Extract every line that contains the string "缠论助手".
┌─ PROVIDED DATA
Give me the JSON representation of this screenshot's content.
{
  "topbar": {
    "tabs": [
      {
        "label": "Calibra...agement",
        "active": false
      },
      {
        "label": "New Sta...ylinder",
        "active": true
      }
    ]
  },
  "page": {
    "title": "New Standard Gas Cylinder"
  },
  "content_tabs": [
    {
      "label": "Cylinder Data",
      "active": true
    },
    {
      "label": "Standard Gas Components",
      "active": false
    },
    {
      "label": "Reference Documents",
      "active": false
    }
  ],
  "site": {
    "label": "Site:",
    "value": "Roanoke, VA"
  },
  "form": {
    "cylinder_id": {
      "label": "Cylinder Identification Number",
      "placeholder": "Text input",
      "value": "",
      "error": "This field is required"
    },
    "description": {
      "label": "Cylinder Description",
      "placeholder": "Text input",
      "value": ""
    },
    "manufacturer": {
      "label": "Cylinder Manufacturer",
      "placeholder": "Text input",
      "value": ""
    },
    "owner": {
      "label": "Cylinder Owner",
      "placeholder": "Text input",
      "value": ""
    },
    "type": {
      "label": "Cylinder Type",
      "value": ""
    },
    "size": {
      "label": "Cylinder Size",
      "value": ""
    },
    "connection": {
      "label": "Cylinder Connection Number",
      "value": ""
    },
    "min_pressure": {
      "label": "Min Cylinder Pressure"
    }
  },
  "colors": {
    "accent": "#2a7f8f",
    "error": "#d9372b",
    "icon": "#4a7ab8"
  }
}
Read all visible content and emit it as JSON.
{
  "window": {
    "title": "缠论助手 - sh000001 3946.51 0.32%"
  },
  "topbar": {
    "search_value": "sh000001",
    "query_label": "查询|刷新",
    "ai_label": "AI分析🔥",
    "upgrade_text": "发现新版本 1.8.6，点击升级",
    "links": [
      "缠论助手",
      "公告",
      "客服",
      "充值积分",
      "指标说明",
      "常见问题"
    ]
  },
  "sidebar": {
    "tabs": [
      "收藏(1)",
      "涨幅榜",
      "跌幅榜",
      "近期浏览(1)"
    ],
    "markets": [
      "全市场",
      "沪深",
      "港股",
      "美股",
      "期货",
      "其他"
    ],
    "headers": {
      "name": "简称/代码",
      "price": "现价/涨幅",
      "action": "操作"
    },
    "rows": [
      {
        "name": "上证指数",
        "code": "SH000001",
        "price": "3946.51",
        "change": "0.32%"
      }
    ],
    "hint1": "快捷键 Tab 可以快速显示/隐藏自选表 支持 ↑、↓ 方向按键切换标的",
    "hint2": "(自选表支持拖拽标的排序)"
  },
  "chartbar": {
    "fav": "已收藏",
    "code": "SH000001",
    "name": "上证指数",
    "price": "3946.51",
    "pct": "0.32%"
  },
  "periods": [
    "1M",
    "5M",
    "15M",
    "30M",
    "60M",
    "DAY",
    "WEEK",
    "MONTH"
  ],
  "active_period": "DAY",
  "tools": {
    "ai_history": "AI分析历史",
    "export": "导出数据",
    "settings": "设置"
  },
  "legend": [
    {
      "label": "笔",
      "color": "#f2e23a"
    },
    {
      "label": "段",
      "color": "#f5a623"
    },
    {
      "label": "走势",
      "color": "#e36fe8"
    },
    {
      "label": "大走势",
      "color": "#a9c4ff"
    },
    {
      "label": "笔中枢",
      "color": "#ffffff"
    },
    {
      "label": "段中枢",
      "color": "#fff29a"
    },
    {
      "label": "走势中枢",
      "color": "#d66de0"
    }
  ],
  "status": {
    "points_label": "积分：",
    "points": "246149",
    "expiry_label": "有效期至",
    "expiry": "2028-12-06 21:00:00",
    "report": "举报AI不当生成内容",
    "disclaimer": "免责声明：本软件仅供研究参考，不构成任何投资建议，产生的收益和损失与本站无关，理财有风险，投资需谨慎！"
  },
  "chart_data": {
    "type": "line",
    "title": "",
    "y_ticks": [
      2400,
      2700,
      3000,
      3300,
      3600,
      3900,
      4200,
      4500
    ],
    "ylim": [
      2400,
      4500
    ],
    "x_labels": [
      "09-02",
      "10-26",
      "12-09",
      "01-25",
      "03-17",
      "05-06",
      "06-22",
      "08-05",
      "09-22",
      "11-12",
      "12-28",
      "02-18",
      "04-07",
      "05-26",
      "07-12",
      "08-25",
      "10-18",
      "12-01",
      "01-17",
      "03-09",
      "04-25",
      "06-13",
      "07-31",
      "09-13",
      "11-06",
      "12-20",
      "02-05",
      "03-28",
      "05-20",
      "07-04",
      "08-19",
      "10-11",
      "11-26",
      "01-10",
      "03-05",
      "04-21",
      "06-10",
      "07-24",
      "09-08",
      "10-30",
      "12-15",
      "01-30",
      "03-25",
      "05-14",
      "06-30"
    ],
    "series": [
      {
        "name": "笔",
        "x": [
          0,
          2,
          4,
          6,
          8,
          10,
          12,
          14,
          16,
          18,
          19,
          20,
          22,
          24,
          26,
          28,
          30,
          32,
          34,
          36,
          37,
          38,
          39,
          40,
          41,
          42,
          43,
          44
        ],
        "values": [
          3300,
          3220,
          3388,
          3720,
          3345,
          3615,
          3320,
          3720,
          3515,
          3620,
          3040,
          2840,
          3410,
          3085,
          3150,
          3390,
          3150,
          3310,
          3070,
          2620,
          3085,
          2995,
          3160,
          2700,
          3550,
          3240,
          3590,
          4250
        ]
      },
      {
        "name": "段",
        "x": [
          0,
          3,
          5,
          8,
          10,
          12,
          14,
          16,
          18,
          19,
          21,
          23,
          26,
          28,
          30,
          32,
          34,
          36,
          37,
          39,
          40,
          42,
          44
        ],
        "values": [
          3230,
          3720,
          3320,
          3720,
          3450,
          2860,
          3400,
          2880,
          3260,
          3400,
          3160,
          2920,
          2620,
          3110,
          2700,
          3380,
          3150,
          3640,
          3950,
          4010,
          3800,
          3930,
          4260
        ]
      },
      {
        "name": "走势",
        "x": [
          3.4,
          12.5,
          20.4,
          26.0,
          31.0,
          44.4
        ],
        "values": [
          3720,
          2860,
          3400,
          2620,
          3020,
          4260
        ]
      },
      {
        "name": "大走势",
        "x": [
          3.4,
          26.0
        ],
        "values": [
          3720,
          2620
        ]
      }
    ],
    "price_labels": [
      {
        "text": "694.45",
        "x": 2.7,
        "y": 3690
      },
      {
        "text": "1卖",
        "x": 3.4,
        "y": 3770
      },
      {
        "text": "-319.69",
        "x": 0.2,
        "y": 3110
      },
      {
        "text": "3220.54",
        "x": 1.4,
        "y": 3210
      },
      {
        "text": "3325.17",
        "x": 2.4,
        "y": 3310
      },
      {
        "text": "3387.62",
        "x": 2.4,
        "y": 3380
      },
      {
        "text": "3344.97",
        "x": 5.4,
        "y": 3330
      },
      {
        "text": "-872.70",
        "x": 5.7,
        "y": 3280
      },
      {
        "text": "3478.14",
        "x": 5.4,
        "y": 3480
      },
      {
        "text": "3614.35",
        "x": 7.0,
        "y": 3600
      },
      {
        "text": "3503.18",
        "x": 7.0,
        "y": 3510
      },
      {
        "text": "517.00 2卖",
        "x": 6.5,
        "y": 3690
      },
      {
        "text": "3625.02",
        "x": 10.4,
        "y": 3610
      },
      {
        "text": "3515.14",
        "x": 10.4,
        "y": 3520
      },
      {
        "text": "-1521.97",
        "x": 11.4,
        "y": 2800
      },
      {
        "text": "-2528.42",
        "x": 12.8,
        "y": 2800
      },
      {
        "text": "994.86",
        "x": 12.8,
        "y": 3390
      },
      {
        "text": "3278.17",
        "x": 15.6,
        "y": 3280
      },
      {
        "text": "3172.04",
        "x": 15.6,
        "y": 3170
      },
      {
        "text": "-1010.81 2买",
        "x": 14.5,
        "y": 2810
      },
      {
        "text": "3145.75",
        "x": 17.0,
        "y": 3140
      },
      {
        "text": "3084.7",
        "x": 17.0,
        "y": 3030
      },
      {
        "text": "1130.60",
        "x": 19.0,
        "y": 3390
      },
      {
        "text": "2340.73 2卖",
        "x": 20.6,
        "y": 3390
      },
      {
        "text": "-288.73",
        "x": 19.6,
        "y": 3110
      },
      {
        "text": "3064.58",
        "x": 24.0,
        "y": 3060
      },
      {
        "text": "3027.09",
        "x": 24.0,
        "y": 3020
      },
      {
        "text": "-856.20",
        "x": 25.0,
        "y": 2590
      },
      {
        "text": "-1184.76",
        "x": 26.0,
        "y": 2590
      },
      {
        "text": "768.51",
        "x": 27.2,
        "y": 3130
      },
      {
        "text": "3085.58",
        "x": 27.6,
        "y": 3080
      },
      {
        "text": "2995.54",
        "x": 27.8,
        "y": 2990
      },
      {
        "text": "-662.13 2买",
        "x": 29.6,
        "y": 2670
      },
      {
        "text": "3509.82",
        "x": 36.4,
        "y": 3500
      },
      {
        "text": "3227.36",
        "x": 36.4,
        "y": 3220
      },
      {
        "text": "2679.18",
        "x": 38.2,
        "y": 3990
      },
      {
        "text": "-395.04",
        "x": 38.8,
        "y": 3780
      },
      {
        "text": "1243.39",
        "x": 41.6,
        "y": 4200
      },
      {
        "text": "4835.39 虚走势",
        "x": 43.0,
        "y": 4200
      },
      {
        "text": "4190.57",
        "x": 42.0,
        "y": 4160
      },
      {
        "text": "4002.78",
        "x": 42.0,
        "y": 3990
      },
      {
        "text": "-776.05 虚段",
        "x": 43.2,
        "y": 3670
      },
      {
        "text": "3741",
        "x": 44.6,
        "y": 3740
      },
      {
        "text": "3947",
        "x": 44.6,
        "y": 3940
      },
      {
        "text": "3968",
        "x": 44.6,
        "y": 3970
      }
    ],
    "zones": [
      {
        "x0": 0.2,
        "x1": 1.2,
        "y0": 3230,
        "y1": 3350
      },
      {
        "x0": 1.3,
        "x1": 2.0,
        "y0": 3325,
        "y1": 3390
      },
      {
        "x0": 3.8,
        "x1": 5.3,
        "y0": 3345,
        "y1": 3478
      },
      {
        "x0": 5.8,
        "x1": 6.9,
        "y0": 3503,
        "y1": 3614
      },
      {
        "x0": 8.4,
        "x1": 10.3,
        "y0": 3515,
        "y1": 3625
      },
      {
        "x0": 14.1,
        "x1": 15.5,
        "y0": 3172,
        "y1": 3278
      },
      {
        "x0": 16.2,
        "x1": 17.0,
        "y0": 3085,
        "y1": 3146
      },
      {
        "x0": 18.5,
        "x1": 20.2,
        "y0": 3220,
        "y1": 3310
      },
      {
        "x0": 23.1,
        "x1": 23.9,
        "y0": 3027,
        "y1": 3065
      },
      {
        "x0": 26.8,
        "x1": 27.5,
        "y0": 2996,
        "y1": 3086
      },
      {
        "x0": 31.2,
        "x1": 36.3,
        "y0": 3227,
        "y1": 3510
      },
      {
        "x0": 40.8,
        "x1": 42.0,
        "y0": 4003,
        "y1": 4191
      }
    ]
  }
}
└─
• _FULL OUTPUT_:
    "title": "缠论助手 - sh000001 3946.51 0.32%"
      "缠论助手",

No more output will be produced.